TASK TO COMPLETE
Copy out the listing in full, exactly as written, but not its pictures.

DATASET ROWS
* * *

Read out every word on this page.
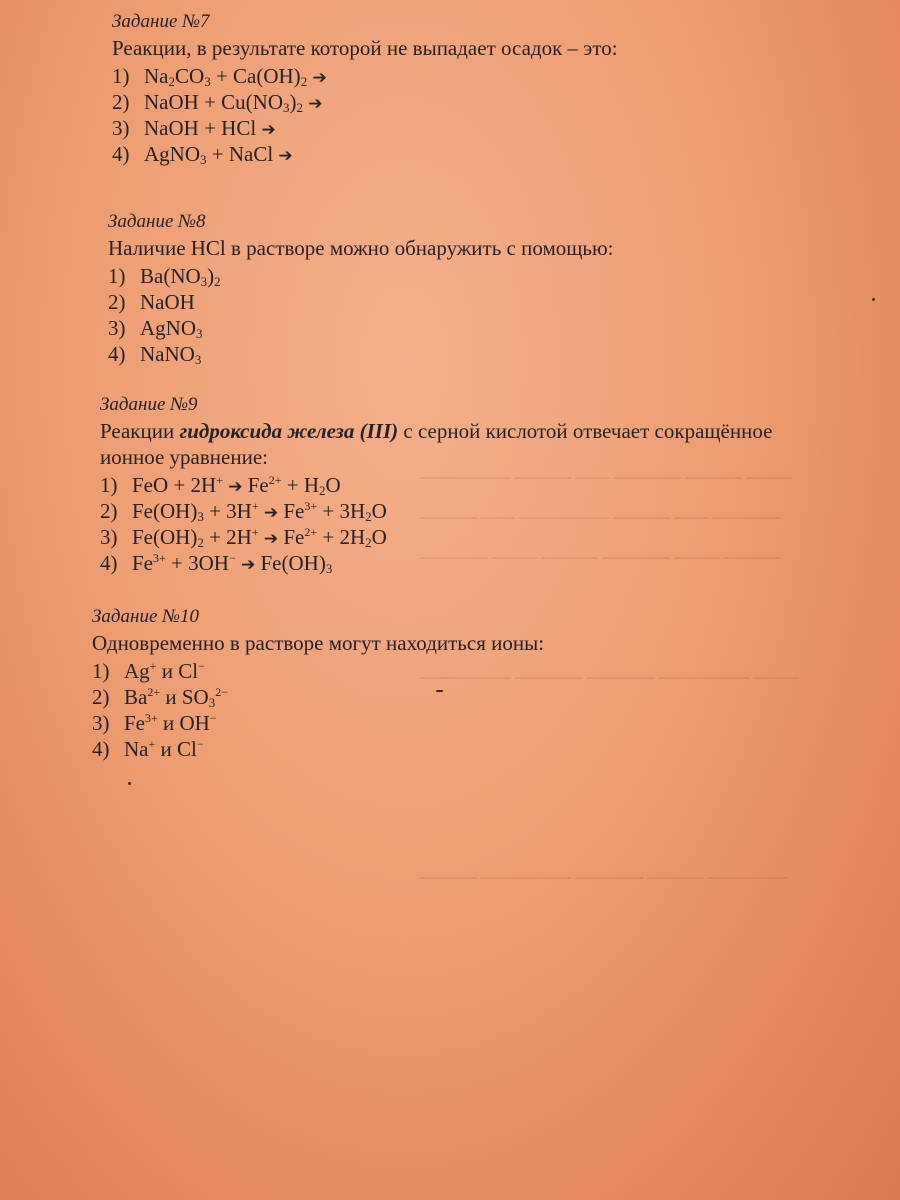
──────── ───── ─── ────── ───── ────
───── ─── ──────── ───── ─── ──────
────── ──── ───── ────── ──── ─────
──────── ────── ────── ──────── ────
───── ──────── ────── ───── ───────
Задание №7
Реакции, в результате которой не выпадает осадок – это:
1) $Na_2CO_3 + Ca(OH)_2$ ➔
2) NaOH + $Cu(NO_3)_2$ ➔
3) NaOH + HCl ➔
4) AgNO$_3$ + NaCl ➔
Задание №8
Наличие HCl в растворе можно обнаружить с помощью:
1) $Ba(NO_3)_2$
2) NaOH
3) AgNO$_3$
4) NaNO$_3$
Задание №9
Реакции гидроксида железа (III) с серной кислотой отвечает сокращённое
ионное уравнение:
1) FeO + 2H+ ➔ $Fe^{2+} + H_2O$
2) $Fe(OH)_3 + 3H^+$ ➔ $Fe^{3+} + 3H_2O$
3) $Fe(OH)_2 + 2H^+$ ➔ $Fe^{2+} + 2H_2O$
4) $Fe^{3+} + 3OH^-$ ➔ $Fe(OH)_3$
Задание №10
Одновременно в растворе могут находиться ионы:
1) Ag+ и Cl−
2) $Ba^{2+}$ и $SO_3^{2-}$
3) $Fe^{3+}$ и OH−
4) Na+ и Cl−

* * *

SOLUTION
Read out every word on this page.
──────── ───── ─── ────── ───── ────
───── ─── ──────── ───── ─── ──────
────── ──── ───── ────── ──── ─────
──────── ────── ────── ──────── ────
───── ──────── ────── ───── ───────
Задание №7
Реакции, в результате которой не выпадает осадок – это:
1) $Na_2CO_3 + Ca(OH)_2$ ➔
2) NaOH + $Cu(NO_3)_2$ ➔
3) NaOH + HCl ➔
4) AgNO$_3$ + NaCl ➔
Задание №8
Наличие HCl в растворе можно обнаружить с помощью:
1) $Ba(NO_3)_2$
2) NaOH
3) AgNO$_3$
4) NaNO$_3$
Задание №9
Реакции гидроксида железа (III) с серной кислотой отвечает сокращённое
ионное уравнение:
1) FeO + 2H+ ➔ $Fe^{2+} + H_2O$
2) $Fe(OH)_3 + 3H^+$ ➔ $Fe^{3+} + 3H_2O$
3) $Fe(OH)_2 + 2H^+$ ➔ $Fe^{2+} + 2H_2O$
4) $Fe^{3+} + 3OH^-$ ➔ $Fe(OH)_3$
Задание №10
Одновременно в растворе могут находиться ионы:
1) Ag+ и Cl−
2) $Ba^{2+}$ и $SO_3^{2-}$
3) $Fe^{3+}$ и OH−
4) Na+ и Cl−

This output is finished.